--- Start INPUT MATERIAL ---

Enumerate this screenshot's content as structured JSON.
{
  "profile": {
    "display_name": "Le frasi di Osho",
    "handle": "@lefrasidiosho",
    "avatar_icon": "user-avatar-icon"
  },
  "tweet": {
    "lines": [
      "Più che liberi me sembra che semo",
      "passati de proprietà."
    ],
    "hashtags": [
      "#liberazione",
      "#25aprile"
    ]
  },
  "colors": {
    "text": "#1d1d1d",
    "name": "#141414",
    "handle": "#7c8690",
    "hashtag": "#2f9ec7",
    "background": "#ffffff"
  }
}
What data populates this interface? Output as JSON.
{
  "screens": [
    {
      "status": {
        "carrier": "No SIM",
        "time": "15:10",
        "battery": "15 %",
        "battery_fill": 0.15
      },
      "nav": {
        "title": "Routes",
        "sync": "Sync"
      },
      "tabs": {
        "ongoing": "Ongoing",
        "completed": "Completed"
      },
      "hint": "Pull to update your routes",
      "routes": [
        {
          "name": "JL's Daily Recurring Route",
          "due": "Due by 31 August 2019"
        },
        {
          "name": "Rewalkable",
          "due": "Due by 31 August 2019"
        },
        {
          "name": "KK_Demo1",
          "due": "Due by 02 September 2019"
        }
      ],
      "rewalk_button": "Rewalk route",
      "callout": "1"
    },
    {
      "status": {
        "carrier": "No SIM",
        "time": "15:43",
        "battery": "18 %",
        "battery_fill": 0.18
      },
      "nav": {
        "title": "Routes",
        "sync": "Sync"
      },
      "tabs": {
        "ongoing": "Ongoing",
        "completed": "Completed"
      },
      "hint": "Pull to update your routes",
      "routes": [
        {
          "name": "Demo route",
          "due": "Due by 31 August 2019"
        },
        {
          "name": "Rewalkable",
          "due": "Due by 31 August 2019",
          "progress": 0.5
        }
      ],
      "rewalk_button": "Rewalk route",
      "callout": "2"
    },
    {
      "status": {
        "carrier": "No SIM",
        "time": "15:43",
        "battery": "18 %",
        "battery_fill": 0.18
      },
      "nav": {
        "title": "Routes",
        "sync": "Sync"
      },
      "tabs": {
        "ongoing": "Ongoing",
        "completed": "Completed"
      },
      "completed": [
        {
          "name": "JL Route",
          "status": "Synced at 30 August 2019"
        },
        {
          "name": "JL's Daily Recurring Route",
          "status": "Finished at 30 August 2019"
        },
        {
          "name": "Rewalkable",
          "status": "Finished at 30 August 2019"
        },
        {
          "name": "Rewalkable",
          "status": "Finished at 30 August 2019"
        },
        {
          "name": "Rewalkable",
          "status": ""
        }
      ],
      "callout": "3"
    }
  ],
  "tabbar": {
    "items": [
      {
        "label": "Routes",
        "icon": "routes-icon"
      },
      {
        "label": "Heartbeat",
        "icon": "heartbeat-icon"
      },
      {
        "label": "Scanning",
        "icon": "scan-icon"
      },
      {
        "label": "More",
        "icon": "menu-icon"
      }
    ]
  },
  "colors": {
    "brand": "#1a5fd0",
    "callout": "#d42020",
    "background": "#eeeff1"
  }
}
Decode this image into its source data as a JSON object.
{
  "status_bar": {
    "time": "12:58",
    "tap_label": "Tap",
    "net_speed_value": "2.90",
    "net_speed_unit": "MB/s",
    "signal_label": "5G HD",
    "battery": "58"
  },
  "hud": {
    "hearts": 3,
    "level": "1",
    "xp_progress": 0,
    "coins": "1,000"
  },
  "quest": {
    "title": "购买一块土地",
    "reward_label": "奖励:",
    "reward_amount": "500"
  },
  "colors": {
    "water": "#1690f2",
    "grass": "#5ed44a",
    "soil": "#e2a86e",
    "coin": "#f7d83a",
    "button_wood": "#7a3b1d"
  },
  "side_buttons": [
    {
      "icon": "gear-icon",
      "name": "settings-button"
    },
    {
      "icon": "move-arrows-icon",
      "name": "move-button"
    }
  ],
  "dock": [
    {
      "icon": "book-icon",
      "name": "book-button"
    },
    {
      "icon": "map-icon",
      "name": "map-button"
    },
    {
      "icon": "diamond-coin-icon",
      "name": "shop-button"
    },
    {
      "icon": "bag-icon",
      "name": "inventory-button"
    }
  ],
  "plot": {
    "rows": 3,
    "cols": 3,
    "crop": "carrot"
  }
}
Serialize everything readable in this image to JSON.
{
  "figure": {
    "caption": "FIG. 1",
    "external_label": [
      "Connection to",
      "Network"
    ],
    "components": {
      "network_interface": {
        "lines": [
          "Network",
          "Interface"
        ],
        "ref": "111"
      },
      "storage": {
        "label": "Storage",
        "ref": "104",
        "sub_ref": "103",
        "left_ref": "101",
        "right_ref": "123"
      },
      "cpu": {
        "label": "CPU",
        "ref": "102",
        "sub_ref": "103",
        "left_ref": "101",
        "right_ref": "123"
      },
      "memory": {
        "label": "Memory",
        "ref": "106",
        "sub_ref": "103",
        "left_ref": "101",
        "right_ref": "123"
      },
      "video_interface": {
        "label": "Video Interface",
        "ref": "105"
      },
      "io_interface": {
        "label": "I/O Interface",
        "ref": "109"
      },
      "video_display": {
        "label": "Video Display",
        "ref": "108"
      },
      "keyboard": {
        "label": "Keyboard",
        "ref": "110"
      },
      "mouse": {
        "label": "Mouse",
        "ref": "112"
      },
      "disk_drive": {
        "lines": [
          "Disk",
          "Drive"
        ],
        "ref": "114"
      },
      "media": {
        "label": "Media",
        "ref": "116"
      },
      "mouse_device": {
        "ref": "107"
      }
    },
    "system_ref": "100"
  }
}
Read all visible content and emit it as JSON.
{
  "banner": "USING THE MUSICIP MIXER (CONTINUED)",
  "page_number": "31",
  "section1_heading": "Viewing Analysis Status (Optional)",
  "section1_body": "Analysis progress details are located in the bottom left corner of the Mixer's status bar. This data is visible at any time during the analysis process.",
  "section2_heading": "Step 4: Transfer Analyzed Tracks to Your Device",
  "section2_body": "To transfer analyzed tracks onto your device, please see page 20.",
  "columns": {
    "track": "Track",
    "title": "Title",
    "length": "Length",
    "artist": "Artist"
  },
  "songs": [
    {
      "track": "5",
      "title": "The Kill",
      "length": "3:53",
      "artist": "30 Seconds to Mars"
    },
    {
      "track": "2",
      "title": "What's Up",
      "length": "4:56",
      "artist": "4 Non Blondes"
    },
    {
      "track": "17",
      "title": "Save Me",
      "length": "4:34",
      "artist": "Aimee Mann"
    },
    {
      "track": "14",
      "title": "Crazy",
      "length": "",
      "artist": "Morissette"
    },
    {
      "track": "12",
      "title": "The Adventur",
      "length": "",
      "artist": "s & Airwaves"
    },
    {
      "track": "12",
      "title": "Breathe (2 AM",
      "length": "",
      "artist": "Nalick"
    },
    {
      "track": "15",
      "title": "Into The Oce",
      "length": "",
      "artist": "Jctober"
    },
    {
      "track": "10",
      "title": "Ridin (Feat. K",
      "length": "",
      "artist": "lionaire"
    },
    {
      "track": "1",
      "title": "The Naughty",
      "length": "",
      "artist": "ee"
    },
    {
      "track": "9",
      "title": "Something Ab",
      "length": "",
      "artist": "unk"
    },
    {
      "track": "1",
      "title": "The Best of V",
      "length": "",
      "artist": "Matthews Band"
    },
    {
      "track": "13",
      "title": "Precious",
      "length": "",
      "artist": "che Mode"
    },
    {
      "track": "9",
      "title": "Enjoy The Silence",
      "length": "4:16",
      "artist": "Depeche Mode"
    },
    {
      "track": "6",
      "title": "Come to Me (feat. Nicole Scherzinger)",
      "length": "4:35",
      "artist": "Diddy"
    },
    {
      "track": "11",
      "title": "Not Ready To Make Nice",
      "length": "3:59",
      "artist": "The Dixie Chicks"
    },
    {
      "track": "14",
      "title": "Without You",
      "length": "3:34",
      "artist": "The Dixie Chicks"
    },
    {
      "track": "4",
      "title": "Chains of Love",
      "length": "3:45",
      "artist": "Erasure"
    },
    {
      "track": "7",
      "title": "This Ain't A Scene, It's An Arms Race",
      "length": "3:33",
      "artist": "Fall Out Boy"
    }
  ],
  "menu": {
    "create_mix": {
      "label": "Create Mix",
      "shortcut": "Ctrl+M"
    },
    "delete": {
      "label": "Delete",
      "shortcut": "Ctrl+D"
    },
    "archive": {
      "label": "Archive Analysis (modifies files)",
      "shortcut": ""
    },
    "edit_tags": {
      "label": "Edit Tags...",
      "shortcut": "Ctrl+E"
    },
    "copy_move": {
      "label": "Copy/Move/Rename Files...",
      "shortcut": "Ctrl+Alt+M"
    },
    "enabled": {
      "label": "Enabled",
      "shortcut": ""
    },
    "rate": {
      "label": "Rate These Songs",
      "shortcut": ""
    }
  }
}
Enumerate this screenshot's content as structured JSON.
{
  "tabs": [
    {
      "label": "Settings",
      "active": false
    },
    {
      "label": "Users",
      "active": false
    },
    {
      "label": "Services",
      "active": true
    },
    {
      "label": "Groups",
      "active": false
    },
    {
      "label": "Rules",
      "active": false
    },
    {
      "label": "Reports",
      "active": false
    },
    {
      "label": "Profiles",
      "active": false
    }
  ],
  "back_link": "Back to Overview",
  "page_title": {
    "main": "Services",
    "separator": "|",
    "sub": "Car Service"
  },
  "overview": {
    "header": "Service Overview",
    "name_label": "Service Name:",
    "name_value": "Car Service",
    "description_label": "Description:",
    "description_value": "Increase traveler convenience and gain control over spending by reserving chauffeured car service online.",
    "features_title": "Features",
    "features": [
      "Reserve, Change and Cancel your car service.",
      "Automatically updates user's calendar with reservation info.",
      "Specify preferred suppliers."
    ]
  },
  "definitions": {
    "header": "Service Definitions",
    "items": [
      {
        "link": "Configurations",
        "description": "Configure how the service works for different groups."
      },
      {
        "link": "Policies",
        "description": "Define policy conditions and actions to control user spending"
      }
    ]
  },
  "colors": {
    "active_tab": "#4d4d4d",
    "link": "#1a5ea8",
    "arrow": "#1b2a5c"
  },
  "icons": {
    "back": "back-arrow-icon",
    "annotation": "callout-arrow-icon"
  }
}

--- End INPUT MATERIAL ---

**EXERCISE OBJECTIVE**
Count the lines in the entries above that include the string "Mode", then give only that figure.

**EXPECTED ANSWER**
2